## Your objective
Pull out every line with the word "that" from the entries below.

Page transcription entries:
┌──

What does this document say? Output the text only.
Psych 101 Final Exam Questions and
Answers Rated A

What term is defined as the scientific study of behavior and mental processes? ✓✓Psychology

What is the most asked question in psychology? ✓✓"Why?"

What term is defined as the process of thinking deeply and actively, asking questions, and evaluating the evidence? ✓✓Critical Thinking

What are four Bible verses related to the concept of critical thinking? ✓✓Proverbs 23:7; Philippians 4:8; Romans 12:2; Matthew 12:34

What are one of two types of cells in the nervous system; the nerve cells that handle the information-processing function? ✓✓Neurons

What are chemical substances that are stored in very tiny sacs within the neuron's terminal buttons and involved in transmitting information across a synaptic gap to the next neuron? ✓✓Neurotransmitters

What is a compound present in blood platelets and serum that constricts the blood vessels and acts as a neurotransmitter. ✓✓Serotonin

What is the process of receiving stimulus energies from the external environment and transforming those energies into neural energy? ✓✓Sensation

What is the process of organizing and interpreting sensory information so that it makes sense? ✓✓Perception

└──

## Exercise result
What are one of two types of cells in the nervous system; the nerve cells that handle the information-processing function? ✓✓Neurons
What are chemical substances that are stored in very tiny sacs within the neuron's terminal buttons and involved in transmitting information across a synaptic gap to the next neuron? ✓✓Neurotransmitters
What is a compound present in blood platelets and serum that constricts the blood vessels and acts as a neurotransmitter. ✓✓Serotonin
What is the process of organizing and interpreting sensory information so that it makes sense? ✓✓Perception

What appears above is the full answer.